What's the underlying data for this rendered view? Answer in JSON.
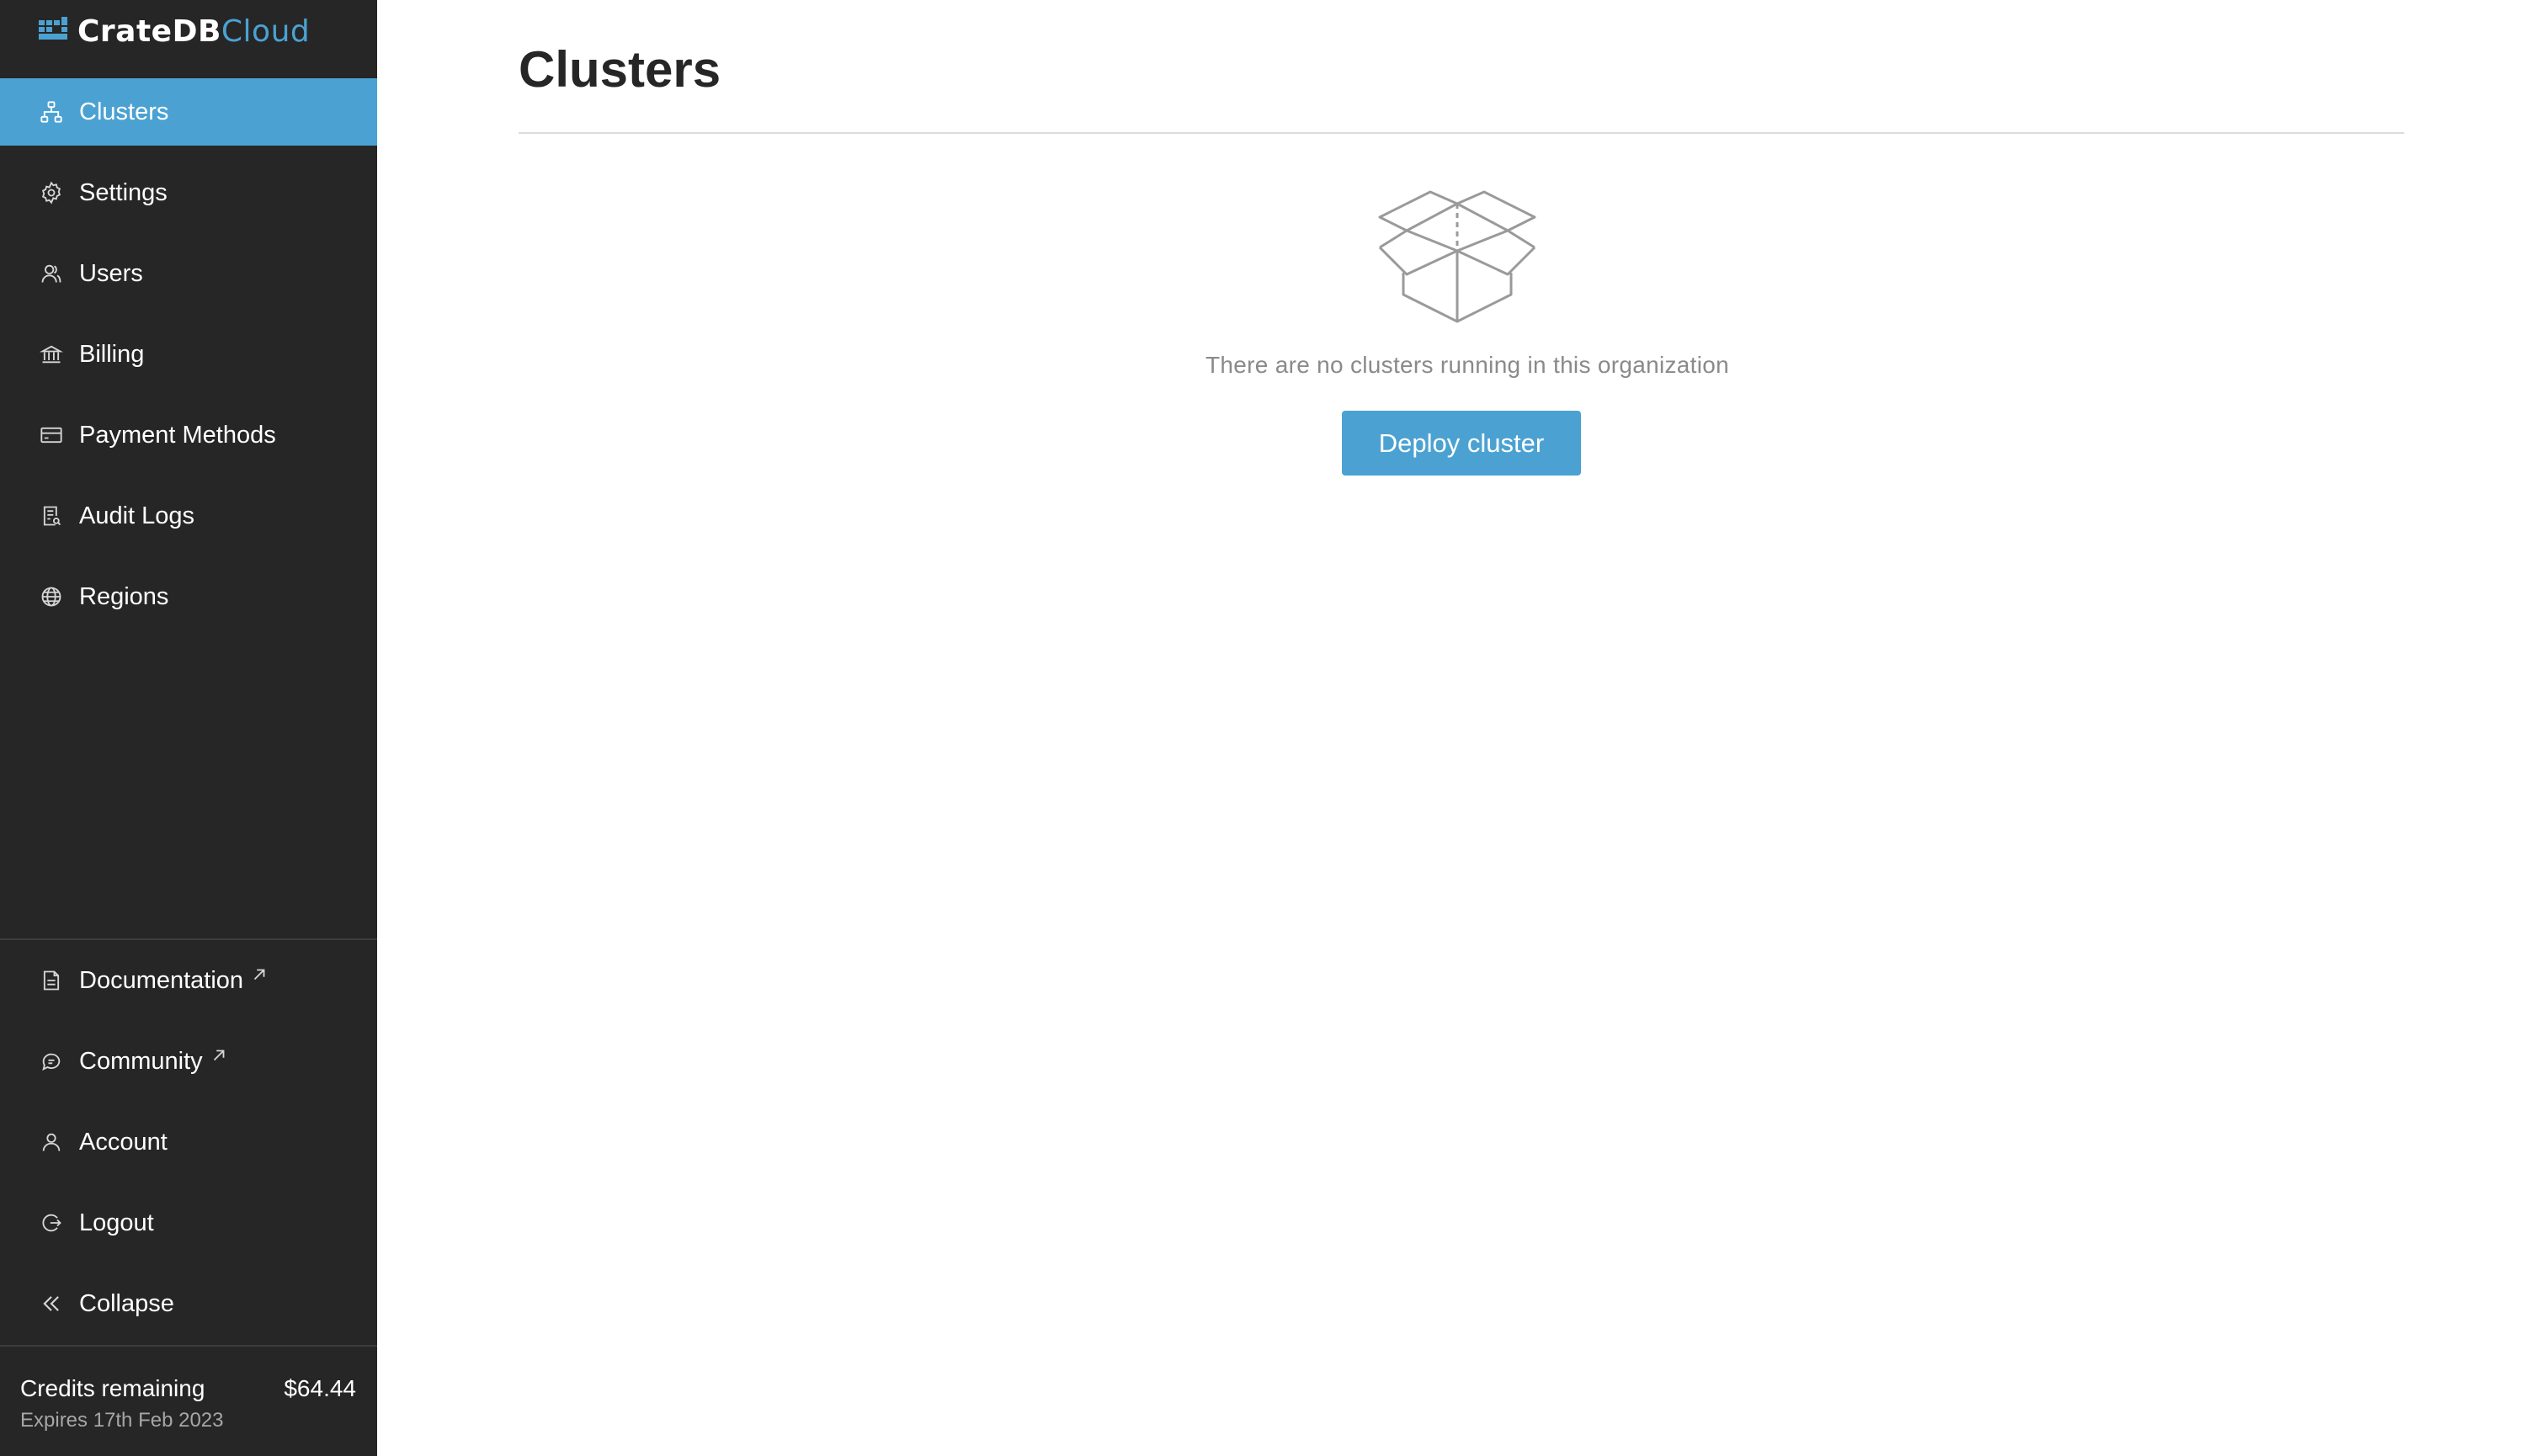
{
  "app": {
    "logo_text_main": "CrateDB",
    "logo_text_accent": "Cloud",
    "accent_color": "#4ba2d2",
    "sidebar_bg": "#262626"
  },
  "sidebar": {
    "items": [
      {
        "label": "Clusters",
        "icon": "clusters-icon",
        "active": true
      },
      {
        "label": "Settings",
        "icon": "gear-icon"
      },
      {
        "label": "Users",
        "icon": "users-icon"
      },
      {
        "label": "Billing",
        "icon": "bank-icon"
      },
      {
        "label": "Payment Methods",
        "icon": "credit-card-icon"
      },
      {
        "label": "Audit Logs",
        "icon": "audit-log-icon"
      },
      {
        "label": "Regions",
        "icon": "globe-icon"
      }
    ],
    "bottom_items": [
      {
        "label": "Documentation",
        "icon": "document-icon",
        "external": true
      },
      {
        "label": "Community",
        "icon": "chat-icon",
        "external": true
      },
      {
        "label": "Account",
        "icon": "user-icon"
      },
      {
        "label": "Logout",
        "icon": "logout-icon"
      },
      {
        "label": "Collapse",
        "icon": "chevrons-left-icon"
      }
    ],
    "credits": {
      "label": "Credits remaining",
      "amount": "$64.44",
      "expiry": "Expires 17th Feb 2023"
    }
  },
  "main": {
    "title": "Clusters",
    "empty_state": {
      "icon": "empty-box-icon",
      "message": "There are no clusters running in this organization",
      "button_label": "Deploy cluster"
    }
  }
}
-------
Which lines hold the string "this"? List them all.

What's the underlying data for this rendered view? Answer in JSON.
      "message": "There are no clusters running in this organization",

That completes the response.